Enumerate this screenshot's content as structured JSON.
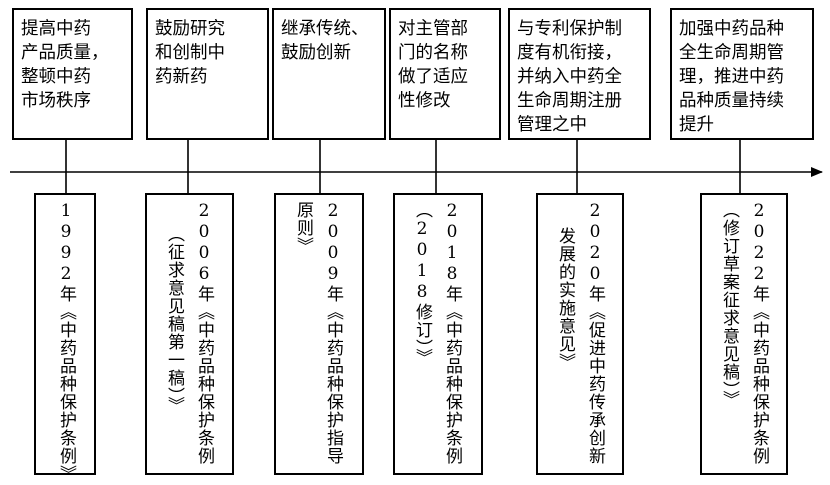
{
  "milestones": [
    {
      "goal": "提高中药\n产品质量，\n整顿中药\n市场秩序",
      "document_lines": [
        "1992年《中药品种保护条例》"
      ]
    },
    {
      "goal": "鼓励研究\n和创制中\n药新药",
      "document_lines": [
        "2006年《中药品种保护条例",
        "（征求意见稿第一稿）》"
      ]
    },
    {
      "goal": "继承传统、\n鼓励创新",
      "document_lines": [
        "2009年《中药品种保护指导",
        "原则》"
      ]
    },
    {
      "goal": "对主管部\n门的名称\n做了适应\n性修改",
      "document_lines": [
        "2018年《中药品种保护条例",
        "（2018修订）》"
      ]
    },
    {
      "goal": "与专利保护制\n度有机衔接，\n并纳入中药全\n生命周期注册\n管理之中",
      "document_lines": [
        "2020年《促进中药传承创新",
        "发展的实施意见》"
      ]
    },
    {
      "goal": "加强中药品种\n全生命周期管\n理，推进中药\n品种质量持续\n提升",
      "document_lines": [
        "2022年《中药品种保护条例",
        "（修订草案征求意见稿）》"
      ]
    }
  ]
}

▬▬▬▬▬▬▬▬▬▬

From the entries above, output every line exactly and omit any image.

Finished exercise:
Enumerate this screenshot's content as structured JSON.
{
  "milestones": [
    {
      "goal": "提高中药\n产品质量，\n整顿中药\n市场秩序",
      "document_lines": [
        "1992年《中药品种保护条例》"
      ]
    },
    {
      "goal": "鼓励研究\n和创制中\n药新药",
      "document_lines": [
        "2006年《中药品种保护条例",
        "（征求意见稿第一稿）》"
      ]
    },
    {
      "goal": "继承传统、\n鼓励创新",
      "document_lines": [
        "2009年《中药品种保护指导",
        "原则》"
      ]
    },
    {
      "goal": "对主管部\n门的名称\n做了适应\n性修改",
      "document_lines": [
        "2018年《中药品种保护条例",
        "（2018修订）》"
      ]
    },
    {
      "goal": "与专利保护制\n度有机衔接，\n并纳入中药全\n生命周期注册\n管理之中",
      "document_lines": [
        "2020年《促进中药传承创新",
        "发展的实施意见》"
      ]
    },
    {
      "goal": "加强中药品种\n全生命周期管\n理，推进中药\n品种质量持续\n提升",
      "document_lines": [
        "2022年《中药品种保护条例",
        "（修订草案征求意见稿）》"
      ]
    }
  ]
}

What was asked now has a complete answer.